WHAT THE TASK REQUIRES => Find every line below that contains the word "produced" and copy it out.

RECORDS FOR THE TASK =>
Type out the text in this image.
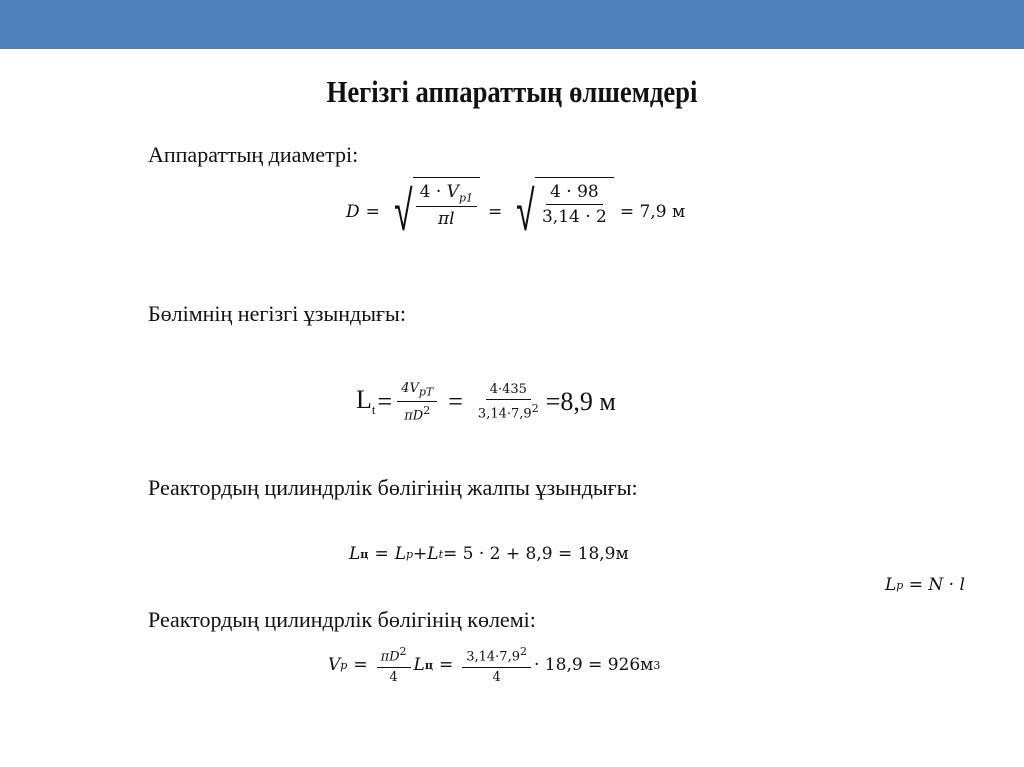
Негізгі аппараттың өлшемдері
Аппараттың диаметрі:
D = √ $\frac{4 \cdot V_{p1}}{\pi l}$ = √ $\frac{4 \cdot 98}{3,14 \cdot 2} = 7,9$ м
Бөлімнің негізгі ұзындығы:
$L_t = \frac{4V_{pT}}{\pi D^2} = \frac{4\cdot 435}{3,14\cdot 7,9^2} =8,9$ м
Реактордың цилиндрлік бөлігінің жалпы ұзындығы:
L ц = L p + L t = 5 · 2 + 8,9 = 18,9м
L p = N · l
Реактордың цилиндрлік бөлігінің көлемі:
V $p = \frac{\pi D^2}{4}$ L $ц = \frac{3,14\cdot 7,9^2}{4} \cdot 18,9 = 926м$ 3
* * *
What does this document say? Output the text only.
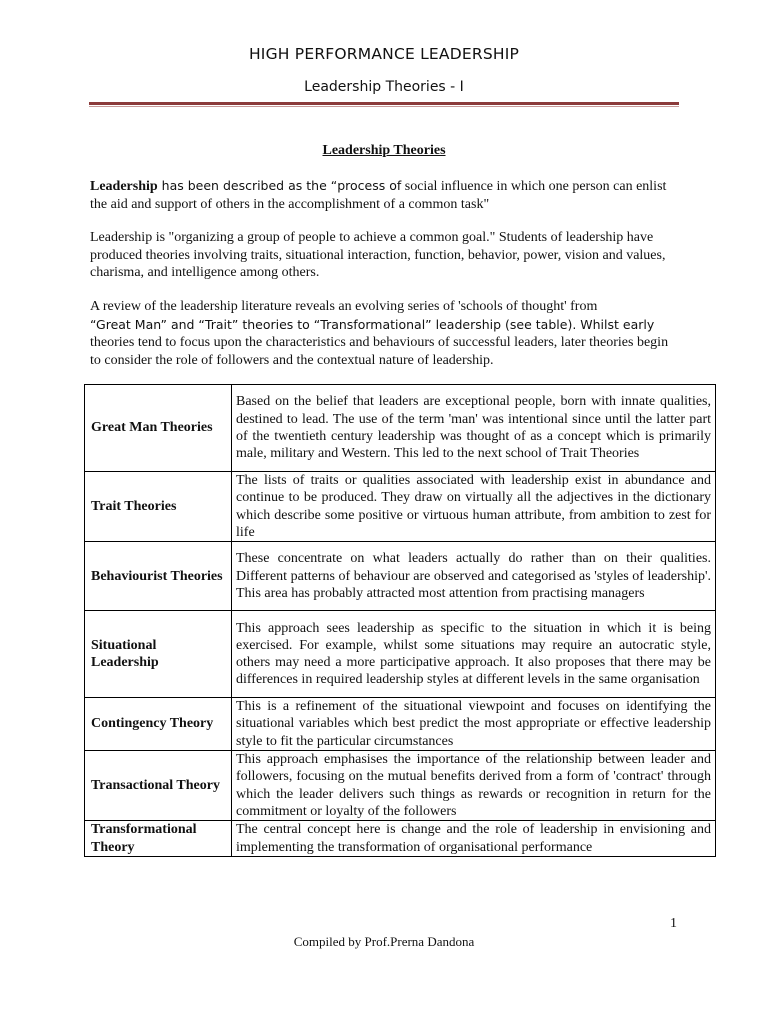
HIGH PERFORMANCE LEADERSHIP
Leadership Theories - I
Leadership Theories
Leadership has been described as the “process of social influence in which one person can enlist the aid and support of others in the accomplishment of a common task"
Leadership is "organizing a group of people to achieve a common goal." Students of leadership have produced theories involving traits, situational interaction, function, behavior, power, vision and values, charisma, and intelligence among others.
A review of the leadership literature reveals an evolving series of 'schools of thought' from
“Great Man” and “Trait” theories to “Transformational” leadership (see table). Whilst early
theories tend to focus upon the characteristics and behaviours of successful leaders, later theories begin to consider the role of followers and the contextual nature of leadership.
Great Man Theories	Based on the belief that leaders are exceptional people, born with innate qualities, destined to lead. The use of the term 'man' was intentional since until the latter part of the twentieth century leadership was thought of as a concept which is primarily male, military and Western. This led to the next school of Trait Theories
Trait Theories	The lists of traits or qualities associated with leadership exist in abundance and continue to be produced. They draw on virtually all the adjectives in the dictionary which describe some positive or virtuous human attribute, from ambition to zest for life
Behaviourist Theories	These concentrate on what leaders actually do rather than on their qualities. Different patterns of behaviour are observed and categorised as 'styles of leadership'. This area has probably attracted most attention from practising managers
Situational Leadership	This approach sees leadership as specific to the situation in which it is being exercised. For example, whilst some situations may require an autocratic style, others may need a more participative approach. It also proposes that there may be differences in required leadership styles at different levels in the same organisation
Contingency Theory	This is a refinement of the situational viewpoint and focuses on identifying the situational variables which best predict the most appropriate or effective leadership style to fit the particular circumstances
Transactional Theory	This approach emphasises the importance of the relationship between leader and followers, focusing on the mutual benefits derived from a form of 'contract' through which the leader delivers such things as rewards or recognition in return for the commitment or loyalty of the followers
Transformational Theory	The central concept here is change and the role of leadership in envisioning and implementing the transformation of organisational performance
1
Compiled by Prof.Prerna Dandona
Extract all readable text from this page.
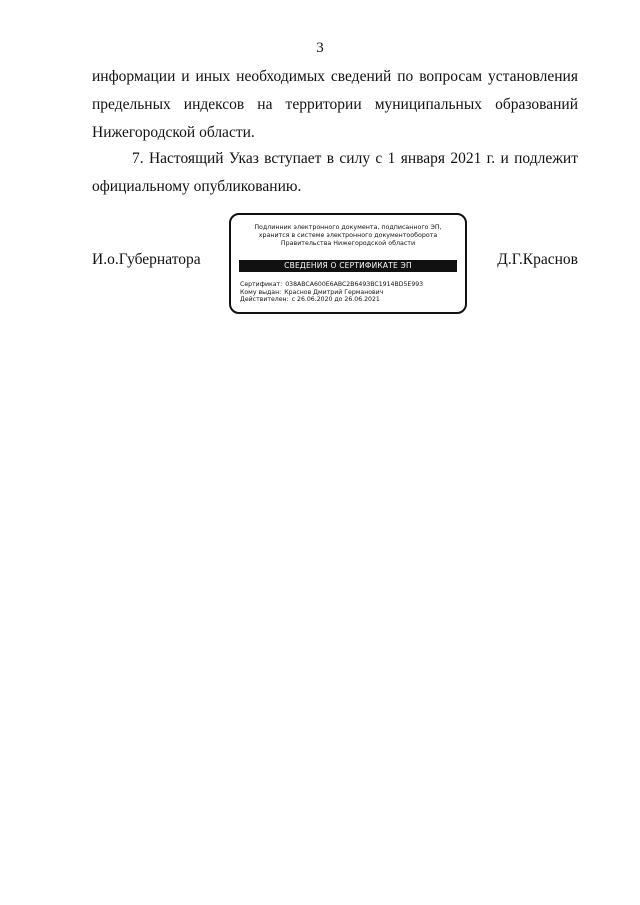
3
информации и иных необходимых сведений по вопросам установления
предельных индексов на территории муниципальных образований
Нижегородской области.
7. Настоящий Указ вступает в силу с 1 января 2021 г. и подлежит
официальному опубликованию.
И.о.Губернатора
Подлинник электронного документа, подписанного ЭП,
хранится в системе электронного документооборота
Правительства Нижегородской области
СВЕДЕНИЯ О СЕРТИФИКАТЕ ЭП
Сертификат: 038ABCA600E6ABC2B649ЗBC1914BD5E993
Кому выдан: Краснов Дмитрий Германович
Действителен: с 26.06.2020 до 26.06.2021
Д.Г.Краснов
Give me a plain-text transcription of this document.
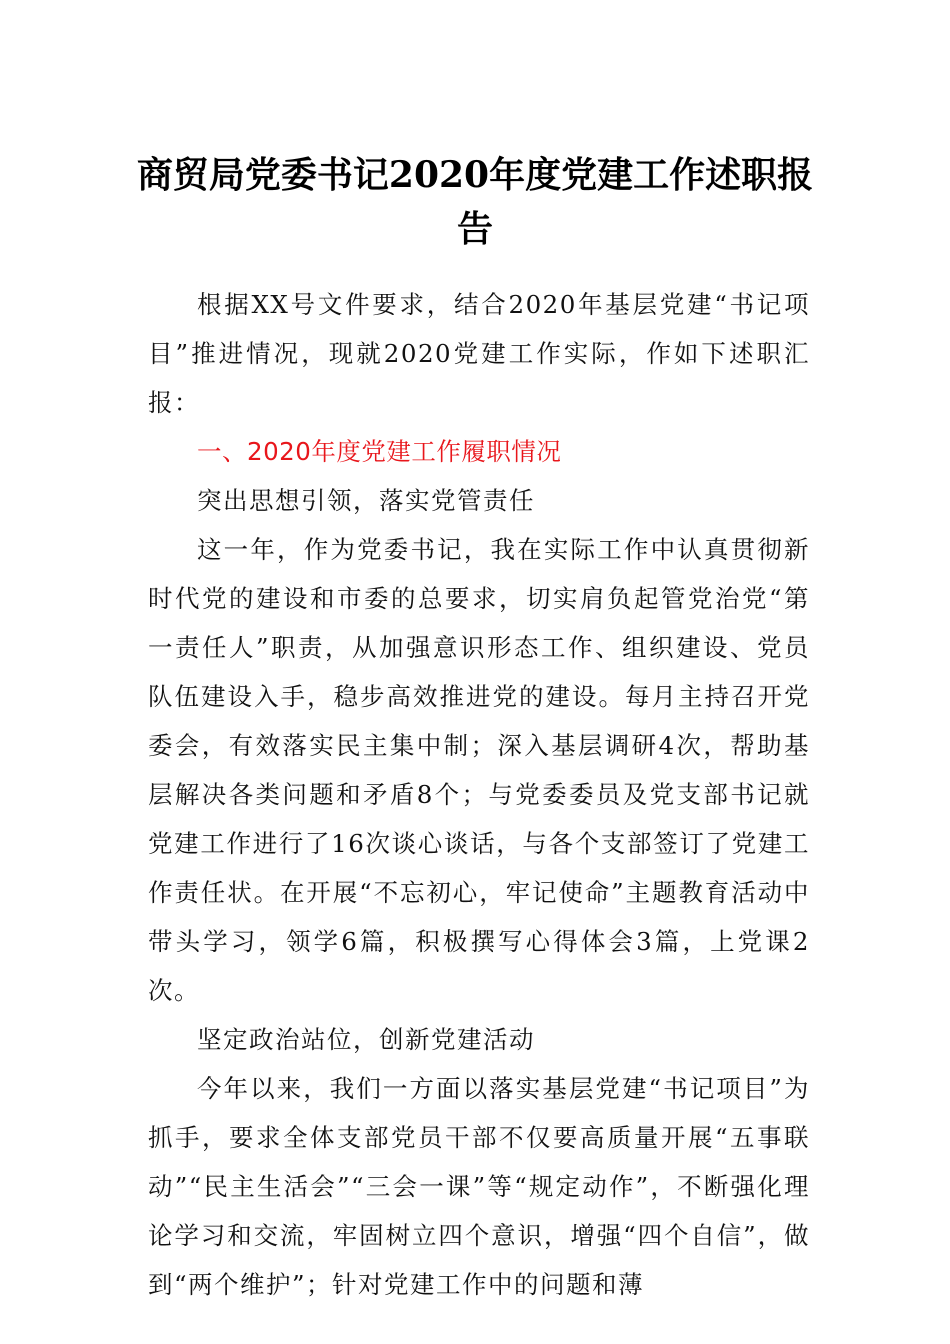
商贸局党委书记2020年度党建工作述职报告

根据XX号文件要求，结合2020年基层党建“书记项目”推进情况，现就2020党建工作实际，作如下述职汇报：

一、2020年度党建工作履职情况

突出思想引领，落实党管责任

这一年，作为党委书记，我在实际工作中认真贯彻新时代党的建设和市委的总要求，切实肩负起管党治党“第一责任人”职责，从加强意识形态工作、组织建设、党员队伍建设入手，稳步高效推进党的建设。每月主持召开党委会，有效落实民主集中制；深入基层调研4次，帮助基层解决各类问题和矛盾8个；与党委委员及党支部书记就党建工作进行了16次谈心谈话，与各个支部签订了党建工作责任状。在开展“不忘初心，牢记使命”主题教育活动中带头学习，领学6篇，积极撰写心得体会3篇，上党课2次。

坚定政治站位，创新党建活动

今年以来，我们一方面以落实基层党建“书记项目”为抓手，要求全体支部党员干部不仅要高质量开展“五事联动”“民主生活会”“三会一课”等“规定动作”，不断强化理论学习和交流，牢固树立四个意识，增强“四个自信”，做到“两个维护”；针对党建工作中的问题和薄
--
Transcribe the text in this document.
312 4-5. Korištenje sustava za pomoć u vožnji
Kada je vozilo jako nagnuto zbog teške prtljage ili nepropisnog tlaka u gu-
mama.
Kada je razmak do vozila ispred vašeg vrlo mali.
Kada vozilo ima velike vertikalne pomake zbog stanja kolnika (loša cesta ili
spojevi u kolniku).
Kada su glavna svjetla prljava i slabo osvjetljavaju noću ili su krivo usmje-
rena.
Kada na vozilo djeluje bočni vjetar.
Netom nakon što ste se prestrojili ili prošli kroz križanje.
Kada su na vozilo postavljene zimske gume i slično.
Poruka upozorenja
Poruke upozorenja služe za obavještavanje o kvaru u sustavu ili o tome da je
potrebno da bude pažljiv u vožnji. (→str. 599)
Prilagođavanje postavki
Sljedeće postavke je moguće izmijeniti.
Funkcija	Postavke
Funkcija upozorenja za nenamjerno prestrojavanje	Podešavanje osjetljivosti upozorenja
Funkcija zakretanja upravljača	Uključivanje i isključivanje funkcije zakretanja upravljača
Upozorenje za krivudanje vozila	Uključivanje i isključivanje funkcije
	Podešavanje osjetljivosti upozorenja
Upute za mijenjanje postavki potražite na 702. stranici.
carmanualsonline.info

WRITTEN REPLY =>
Leadership is "organizing a group of people to achieve a common goal." Students of leadership have produced theories involving traits, situational interaction, function, behavior, power, vision and values, charisma, and intelligence among others.
Trait Theories	The lists of traits or qualities associated with leadership exist in abundance and continue to be produced. They draw on virtually all the adjectives in the dictionary which describe some positive or virtuous human attribute, from ambition to zest for life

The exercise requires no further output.